» **EXERCISE TASK**: Pick out each line below containing "values".

::: INFORMATION PROVIDED

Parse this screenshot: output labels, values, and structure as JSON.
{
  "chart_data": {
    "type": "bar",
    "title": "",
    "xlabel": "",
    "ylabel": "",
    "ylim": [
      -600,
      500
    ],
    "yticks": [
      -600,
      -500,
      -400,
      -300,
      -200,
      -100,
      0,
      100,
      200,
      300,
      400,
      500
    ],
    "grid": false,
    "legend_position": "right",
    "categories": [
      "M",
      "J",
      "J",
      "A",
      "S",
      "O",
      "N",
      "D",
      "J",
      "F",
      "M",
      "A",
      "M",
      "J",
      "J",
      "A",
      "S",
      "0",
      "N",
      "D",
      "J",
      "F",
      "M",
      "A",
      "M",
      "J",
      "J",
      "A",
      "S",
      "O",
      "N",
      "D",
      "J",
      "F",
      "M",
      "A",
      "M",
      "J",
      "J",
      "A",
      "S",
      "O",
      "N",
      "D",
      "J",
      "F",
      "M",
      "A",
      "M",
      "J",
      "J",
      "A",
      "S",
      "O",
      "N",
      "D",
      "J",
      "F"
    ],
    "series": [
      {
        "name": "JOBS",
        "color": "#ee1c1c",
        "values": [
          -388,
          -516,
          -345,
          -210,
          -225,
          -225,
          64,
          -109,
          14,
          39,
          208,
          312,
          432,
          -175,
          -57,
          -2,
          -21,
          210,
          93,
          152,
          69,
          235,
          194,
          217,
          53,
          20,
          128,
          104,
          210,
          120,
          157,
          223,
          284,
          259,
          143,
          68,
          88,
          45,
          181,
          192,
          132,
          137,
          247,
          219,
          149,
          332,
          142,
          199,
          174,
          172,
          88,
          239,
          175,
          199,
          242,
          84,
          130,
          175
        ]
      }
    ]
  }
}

::::::

» **TASK OUTPUT**:
Parse this screenshot: output labels, values, and structure as JSON.
        "values": [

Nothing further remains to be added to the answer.